Task objective
Wherever a line below holds the word "日本最初の禅寺", copy that line.

Supplied records
>> BEGIN
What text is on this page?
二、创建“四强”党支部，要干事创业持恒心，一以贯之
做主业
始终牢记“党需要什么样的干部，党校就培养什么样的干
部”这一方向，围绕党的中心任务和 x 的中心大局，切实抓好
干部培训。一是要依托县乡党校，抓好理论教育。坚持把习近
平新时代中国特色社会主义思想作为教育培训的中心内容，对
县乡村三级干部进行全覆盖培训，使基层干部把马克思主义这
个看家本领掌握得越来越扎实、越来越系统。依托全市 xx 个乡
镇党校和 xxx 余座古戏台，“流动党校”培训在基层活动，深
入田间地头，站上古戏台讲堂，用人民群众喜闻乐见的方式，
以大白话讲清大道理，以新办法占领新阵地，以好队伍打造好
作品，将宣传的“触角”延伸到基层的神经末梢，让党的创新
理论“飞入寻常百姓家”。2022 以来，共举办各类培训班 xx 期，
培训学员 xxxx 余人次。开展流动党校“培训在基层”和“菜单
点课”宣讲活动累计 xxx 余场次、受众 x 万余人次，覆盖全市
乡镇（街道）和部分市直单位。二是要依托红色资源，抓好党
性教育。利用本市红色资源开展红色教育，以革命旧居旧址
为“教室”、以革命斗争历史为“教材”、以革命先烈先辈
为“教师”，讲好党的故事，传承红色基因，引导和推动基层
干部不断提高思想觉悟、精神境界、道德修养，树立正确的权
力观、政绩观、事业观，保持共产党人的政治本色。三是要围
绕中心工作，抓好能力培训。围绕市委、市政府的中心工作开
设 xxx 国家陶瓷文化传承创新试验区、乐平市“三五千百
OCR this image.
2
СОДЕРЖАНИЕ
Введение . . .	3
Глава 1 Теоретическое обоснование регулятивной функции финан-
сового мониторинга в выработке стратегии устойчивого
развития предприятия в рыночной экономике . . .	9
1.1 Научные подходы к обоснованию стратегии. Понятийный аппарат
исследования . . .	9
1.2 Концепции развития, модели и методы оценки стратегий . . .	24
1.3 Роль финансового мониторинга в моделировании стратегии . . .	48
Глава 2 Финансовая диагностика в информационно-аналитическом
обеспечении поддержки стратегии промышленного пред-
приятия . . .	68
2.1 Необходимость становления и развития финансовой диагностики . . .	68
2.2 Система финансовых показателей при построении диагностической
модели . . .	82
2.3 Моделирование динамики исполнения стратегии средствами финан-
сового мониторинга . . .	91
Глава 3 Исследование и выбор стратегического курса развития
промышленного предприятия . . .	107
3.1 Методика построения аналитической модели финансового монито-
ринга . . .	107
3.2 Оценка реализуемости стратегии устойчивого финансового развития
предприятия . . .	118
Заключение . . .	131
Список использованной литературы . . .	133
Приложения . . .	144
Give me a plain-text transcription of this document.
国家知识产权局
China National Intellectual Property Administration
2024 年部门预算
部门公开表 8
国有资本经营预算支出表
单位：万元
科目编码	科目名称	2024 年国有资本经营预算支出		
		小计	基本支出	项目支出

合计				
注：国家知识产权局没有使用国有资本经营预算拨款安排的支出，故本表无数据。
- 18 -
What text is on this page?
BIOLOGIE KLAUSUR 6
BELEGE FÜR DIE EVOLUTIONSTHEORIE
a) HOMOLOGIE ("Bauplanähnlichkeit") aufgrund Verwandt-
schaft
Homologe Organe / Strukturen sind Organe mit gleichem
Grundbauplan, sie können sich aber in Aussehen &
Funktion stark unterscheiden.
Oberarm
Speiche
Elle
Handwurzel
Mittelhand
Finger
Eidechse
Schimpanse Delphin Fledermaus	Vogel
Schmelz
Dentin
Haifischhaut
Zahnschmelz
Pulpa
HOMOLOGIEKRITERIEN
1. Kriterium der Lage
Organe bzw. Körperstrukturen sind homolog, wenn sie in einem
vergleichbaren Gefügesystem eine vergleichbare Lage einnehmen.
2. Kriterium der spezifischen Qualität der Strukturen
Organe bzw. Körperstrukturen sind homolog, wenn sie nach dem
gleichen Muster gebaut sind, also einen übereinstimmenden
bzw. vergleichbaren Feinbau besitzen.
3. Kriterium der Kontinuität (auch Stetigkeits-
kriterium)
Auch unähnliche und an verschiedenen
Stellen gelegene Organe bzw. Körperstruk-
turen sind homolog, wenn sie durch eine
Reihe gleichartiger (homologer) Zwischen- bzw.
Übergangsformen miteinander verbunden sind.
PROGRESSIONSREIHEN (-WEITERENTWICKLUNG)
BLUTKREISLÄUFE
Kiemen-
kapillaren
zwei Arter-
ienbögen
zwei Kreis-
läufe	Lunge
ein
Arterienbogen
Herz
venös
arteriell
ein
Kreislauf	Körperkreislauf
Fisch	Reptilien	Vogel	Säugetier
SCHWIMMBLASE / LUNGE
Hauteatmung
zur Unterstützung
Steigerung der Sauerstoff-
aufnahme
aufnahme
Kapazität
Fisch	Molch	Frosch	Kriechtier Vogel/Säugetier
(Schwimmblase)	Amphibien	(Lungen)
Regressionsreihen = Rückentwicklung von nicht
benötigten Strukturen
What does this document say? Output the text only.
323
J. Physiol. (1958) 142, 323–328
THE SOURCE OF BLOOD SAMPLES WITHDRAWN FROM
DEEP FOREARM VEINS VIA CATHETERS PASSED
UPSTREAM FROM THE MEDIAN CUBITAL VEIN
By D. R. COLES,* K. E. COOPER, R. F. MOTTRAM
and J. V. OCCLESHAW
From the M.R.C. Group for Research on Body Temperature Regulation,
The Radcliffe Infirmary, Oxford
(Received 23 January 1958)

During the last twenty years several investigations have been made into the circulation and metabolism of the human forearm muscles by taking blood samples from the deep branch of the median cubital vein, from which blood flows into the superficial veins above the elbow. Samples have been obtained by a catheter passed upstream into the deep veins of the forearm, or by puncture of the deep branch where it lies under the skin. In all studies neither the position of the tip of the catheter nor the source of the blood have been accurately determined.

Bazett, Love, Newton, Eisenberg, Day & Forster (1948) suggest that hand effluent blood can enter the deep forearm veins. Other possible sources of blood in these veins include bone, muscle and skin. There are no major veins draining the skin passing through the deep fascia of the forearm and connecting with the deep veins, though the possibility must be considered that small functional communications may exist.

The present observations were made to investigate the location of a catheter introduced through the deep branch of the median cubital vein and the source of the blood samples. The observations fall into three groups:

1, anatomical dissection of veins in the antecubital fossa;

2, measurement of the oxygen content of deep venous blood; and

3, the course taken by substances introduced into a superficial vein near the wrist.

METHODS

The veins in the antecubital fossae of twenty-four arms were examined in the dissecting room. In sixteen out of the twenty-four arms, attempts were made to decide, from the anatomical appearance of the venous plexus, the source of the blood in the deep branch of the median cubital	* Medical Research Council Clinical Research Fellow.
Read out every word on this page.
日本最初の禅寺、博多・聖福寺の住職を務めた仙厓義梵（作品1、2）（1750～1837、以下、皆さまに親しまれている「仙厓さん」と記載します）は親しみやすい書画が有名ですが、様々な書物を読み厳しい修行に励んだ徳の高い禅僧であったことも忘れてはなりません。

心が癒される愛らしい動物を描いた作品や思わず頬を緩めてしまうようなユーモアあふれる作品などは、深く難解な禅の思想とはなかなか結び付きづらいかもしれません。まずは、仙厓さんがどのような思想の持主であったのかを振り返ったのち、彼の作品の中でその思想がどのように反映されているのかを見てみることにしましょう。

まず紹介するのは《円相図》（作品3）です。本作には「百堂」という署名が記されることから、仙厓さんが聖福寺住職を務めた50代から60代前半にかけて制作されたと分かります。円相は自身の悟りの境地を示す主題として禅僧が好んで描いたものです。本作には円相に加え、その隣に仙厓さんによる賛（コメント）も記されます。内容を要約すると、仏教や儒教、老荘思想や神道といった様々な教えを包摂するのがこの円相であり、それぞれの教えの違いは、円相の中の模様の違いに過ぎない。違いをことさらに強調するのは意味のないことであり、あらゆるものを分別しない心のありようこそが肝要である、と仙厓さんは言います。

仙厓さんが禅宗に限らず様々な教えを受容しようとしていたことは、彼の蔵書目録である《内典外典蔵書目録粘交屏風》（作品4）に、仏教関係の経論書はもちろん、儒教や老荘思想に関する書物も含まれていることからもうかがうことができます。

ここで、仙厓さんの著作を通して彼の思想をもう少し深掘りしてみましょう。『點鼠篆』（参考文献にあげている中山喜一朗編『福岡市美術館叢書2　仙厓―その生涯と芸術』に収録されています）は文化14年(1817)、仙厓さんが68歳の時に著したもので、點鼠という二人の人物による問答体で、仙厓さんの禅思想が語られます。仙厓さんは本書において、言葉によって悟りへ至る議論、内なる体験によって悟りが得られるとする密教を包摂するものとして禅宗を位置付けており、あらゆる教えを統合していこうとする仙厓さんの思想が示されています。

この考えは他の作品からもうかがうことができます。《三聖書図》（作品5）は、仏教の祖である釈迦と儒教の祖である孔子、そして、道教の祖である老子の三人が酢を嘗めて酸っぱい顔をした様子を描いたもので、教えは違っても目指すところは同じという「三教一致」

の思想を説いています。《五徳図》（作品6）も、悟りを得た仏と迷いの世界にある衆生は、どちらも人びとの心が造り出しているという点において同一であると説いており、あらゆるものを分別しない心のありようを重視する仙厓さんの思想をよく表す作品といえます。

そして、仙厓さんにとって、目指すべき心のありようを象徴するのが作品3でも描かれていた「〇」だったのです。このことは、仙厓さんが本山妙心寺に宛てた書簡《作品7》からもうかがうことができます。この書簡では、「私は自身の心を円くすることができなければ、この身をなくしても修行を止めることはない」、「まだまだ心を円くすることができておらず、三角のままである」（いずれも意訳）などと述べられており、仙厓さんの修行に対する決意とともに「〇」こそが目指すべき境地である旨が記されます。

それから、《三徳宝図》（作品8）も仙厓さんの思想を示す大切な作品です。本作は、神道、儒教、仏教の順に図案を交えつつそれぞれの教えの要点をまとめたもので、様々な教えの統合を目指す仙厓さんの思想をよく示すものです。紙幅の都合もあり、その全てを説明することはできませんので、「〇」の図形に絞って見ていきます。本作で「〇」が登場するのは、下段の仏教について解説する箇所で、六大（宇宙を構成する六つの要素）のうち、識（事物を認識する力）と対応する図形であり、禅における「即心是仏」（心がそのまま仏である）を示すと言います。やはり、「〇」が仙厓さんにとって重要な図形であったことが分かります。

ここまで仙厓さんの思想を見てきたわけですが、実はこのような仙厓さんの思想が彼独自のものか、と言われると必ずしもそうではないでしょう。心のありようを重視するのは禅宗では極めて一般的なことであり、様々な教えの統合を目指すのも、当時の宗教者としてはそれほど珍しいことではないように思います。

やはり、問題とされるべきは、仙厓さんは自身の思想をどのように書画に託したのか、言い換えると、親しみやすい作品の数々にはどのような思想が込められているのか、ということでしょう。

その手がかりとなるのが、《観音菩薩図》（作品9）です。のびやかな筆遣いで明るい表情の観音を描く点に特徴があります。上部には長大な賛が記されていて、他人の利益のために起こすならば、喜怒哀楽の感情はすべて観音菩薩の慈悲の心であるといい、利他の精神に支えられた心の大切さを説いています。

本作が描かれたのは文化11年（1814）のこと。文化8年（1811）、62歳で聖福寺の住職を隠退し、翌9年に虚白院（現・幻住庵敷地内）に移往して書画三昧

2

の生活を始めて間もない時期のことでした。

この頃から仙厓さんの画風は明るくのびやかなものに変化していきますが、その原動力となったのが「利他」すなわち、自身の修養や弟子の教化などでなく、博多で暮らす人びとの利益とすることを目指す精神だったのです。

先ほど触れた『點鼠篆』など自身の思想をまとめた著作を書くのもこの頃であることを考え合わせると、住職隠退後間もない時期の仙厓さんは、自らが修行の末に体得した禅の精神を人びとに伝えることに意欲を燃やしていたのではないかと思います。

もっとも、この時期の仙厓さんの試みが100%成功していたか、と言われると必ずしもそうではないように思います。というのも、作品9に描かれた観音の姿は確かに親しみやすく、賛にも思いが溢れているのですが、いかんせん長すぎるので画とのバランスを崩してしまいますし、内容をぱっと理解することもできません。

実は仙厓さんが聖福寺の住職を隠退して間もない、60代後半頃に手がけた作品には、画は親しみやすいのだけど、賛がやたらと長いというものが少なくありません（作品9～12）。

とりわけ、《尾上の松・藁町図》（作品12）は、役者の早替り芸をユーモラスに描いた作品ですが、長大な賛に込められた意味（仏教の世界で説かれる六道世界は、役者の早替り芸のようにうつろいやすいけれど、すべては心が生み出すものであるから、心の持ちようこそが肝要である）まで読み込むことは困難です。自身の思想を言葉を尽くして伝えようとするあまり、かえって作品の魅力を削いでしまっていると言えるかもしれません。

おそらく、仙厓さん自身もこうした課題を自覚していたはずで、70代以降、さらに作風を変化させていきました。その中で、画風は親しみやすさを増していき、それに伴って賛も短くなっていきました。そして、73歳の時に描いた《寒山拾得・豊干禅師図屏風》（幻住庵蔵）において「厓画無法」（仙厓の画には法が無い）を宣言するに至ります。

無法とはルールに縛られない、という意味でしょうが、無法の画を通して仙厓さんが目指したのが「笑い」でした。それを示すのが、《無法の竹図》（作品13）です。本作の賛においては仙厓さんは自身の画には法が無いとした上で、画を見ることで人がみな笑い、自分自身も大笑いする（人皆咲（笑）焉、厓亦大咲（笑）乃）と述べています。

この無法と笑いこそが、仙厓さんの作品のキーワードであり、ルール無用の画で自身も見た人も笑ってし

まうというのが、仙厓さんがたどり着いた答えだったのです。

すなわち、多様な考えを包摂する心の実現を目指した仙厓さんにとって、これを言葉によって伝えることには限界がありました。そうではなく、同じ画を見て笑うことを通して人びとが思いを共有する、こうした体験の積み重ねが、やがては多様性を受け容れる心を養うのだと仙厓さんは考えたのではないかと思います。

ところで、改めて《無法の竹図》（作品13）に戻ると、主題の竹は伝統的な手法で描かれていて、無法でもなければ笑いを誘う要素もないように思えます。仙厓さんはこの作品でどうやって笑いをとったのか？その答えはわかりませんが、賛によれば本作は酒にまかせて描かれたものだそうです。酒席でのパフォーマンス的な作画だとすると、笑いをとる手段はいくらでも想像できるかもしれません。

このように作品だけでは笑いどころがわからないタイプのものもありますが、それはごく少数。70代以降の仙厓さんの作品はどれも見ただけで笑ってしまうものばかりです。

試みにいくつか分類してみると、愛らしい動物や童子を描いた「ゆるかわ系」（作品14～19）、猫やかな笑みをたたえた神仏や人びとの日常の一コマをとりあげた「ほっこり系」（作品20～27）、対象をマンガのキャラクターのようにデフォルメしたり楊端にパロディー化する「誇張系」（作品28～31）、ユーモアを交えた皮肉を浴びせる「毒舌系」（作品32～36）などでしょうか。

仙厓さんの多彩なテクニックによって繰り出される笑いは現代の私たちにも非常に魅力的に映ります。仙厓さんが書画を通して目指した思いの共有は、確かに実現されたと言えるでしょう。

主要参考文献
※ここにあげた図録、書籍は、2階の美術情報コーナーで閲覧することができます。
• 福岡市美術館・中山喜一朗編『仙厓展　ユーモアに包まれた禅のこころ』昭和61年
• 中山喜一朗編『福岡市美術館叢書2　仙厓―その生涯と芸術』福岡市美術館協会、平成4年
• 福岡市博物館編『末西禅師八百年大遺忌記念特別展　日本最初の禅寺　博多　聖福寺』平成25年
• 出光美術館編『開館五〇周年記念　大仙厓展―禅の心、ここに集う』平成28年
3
>> END
Result below
日本最初の禅寺、博多・聖福寺の住職を務めた仙厓義梵（作品1、2）（1750～1837、以下、皆さまに親しまれている「仙厓さん」と記載します）は親しみやすい書画が有名ですが、様々な書物を読み厳しい修行に励んだ徳の高い禅僧であったことも忘れてはなりません。
• 福岡市博物館編『末西禅師八百年大遺忌記念特別展　日本最初の禅寺　博多　聖福寺』平成25年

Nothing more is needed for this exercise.